→ **Direction**
Across the entries below, how many lines contain the string "document"? Give only the count.

→ **Entries**
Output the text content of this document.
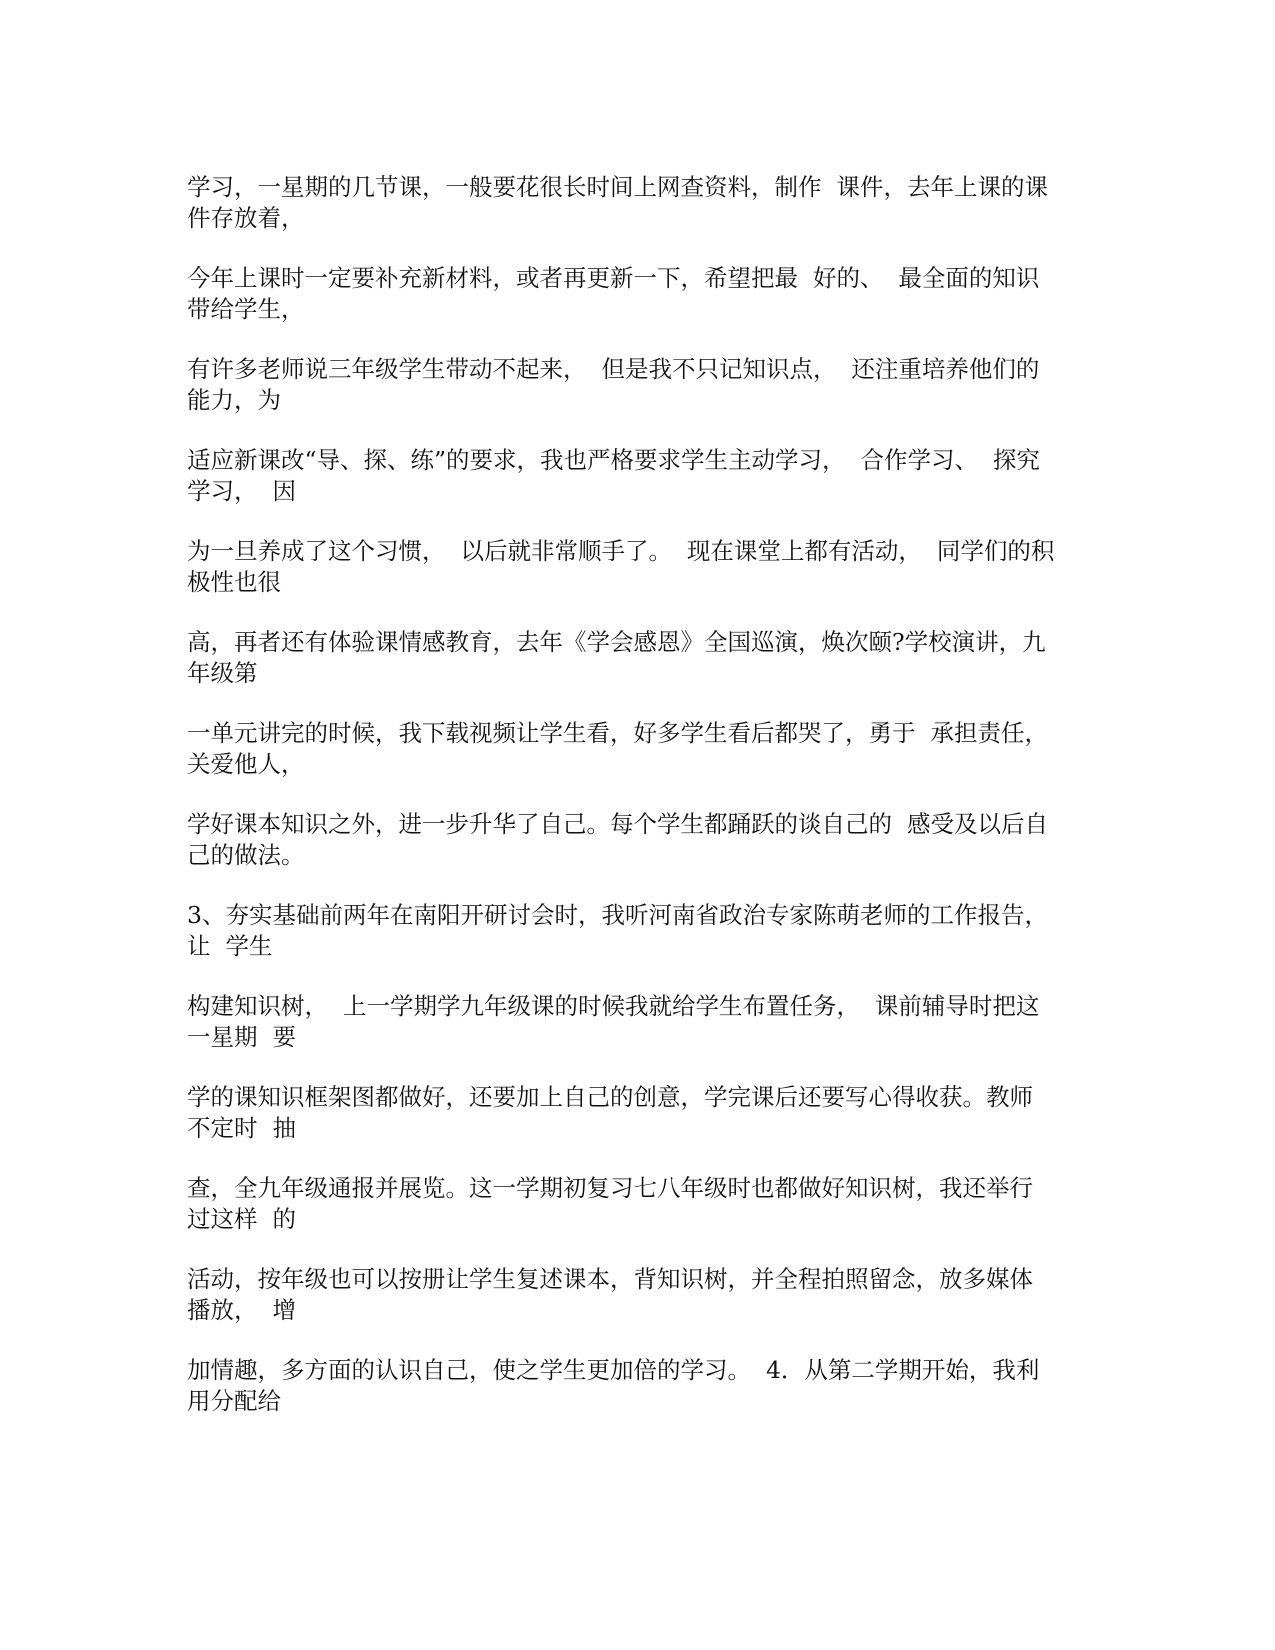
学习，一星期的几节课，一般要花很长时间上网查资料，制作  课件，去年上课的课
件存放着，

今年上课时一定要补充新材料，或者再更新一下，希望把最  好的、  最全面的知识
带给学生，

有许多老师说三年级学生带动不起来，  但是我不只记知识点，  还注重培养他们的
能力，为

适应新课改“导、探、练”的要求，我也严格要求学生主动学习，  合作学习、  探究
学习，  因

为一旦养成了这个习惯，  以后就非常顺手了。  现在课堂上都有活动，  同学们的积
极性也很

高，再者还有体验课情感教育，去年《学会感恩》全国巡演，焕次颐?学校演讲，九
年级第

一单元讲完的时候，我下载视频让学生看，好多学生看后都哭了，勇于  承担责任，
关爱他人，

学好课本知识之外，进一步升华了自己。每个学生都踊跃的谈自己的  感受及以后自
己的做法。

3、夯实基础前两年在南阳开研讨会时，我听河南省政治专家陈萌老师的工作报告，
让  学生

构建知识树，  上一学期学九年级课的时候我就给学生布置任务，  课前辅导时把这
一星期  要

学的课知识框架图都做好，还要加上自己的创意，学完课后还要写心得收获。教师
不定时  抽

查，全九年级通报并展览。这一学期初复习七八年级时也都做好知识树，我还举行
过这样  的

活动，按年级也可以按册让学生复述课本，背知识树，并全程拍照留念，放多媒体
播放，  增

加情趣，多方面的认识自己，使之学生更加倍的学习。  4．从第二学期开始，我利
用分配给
* * *
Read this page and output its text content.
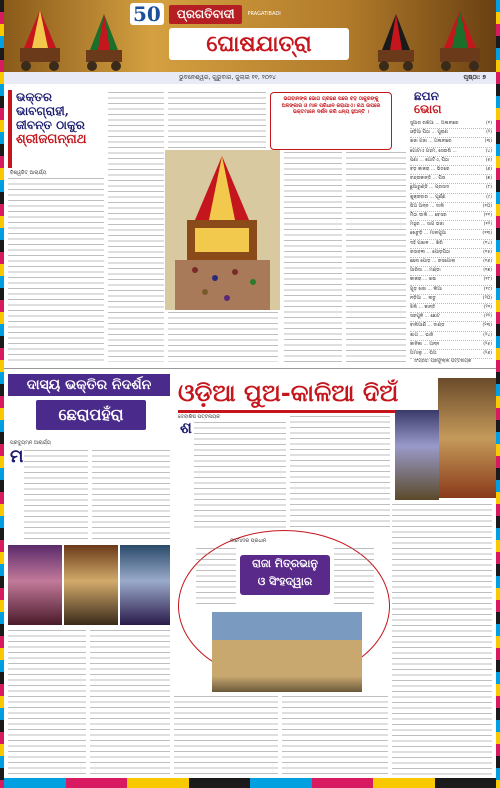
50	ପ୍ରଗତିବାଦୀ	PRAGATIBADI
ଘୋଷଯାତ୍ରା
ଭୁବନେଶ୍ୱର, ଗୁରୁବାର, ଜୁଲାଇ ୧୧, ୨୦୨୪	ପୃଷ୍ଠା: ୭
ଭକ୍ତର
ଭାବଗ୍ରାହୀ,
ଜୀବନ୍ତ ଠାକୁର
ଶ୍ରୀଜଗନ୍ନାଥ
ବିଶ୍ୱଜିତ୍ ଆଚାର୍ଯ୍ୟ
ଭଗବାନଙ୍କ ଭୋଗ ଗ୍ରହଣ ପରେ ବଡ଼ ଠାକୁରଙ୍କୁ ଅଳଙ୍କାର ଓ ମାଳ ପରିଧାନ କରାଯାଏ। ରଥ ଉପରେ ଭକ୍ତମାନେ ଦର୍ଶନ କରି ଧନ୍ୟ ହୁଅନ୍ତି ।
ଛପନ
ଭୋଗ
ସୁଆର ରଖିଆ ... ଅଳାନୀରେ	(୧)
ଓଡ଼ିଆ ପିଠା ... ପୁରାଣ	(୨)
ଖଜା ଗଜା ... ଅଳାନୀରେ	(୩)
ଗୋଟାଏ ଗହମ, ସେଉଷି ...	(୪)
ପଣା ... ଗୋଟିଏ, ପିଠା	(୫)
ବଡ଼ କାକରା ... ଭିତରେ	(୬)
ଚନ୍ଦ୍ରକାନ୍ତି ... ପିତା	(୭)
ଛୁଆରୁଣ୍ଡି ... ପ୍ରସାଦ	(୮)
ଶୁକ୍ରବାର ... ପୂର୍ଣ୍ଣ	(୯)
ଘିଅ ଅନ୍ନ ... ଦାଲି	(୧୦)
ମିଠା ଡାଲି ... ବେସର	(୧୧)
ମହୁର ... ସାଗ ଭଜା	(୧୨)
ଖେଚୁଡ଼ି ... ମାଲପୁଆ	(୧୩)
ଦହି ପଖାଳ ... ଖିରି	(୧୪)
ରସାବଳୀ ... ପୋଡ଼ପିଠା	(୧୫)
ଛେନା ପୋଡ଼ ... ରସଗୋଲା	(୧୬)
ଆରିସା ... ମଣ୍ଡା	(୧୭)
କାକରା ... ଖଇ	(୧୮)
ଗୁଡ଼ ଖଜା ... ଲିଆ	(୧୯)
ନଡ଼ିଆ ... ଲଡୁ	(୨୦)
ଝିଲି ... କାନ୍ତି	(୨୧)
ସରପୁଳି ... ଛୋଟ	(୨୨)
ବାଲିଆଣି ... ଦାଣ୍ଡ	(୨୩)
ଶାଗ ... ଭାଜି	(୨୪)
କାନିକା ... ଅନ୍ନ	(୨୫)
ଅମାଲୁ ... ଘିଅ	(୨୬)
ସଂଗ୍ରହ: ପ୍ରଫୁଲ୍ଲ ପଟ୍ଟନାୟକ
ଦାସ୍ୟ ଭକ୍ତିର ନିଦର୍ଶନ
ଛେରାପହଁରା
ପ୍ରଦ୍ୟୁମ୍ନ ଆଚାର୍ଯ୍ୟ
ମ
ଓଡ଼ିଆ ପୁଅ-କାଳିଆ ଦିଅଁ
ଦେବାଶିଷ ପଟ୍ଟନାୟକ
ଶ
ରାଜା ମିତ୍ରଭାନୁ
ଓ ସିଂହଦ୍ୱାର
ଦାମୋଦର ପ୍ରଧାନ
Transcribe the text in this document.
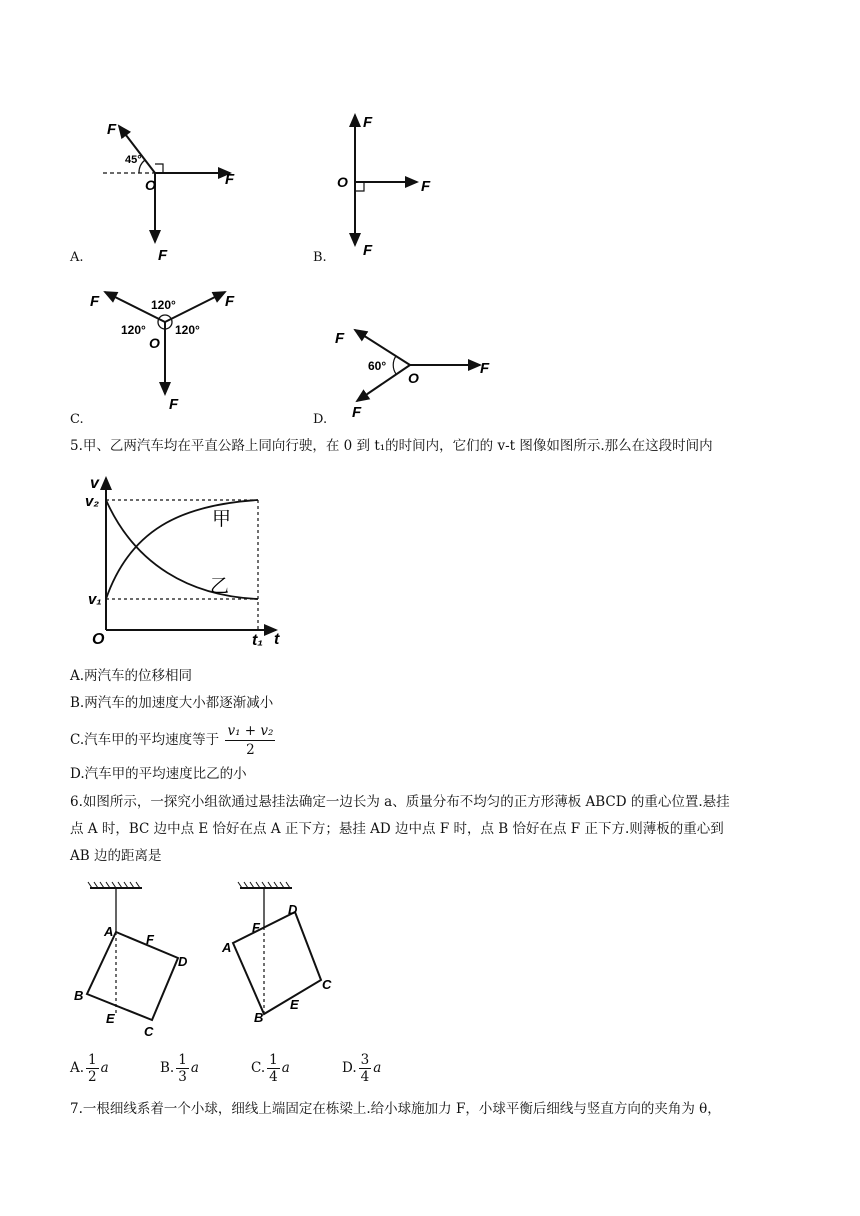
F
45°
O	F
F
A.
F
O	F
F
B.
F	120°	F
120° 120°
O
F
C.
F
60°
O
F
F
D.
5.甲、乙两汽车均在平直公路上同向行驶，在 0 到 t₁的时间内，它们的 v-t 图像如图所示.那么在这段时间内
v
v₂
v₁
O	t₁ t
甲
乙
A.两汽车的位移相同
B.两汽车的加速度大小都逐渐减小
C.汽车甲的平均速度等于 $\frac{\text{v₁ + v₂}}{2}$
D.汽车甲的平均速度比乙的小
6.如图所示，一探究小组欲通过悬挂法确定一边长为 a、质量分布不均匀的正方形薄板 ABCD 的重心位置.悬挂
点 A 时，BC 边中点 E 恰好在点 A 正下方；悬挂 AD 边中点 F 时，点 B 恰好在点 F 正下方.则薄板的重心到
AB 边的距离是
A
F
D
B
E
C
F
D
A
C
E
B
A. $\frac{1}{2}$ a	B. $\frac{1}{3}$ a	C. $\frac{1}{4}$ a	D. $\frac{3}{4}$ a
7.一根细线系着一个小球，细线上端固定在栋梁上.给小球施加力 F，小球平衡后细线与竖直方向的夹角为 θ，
--
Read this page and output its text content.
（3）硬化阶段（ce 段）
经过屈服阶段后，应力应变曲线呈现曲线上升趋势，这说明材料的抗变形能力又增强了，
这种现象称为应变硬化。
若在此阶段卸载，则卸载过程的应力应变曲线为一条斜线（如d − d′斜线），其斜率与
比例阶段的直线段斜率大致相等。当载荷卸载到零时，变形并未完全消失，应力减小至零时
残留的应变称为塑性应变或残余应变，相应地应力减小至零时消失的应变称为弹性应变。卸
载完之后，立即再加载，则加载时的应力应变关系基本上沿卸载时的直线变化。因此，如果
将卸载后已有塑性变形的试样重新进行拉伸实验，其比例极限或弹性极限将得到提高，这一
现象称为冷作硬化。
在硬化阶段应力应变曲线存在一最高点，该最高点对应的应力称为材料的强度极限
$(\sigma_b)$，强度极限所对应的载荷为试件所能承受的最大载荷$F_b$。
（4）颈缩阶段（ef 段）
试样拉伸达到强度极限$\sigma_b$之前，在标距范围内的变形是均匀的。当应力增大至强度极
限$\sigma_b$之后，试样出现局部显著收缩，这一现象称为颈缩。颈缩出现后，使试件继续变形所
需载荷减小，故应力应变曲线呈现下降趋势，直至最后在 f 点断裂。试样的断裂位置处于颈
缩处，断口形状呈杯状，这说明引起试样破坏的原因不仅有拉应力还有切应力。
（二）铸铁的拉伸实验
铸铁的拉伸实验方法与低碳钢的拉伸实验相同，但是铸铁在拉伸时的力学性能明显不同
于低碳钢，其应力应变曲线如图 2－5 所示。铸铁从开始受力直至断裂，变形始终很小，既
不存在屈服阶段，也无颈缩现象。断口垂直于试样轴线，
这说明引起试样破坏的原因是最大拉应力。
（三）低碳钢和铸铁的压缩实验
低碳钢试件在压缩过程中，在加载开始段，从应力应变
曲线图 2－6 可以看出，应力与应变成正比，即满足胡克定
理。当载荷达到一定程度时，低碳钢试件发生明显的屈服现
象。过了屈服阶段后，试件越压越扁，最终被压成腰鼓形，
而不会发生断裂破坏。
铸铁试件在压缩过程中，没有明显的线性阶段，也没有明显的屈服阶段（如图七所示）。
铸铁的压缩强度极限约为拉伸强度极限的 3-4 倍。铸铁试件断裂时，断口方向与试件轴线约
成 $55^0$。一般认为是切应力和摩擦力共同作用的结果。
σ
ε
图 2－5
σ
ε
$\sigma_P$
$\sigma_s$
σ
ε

→ **Written answer**
2